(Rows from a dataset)
* * *
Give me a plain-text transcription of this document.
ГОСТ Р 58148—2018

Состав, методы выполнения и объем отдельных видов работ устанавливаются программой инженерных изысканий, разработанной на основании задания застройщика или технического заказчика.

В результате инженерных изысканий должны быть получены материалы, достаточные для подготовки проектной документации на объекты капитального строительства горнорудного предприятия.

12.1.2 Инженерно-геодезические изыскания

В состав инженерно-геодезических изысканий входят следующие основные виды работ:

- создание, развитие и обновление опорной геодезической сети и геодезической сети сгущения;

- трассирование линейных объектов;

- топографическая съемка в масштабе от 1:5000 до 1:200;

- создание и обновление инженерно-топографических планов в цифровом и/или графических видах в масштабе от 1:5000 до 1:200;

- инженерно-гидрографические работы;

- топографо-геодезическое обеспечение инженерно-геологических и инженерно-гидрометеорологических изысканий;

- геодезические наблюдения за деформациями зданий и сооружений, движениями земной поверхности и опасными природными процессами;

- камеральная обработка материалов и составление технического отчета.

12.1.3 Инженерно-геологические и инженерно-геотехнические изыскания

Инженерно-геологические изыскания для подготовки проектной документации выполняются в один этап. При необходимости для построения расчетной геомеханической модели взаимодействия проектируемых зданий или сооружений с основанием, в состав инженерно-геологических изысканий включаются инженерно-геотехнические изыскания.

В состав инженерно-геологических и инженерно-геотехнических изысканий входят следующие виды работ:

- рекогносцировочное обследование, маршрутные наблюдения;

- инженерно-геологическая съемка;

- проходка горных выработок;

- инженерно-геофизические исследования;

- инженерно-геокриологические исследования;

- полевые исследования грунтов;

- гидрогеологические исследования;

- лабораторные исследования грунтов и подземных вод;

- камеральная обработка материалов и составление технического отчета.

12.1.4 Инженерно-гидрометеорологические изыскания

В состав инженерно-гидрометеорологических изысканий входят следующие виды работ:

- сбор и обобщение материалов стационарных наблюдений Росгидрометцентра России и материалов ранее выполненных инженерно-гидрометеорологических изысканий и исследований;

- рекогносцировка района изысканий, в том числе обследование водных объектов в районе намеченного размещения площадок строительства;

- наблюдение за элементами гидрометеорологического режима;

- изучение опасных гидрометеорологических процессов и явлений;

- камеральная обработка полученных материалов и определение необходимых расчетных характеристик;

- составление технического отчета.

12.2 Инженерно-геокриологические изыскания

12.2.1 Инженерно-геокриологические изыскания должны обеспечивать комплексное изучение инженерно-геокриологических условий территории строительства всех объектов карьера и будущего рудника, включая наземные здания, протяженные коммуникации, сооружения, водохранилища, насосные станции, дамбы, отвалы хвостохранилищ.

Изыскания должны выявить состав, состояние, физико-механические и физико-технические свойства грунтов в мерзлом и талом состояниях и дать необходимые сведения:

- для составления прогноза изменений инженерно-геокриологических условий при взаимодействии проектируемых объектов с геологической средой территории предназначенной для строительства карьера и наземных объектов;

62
* * *
> **Work to do**
Collect every line from the records above that contains the word "масштабе".

> **Reply to the task**
- топографическая съемка в масштабе от 1:5000 до 1:200;
- создание и обновление инженерно-топографических планов в цифровом и/или графических видах в масштабе от 1:5000 до 1:200;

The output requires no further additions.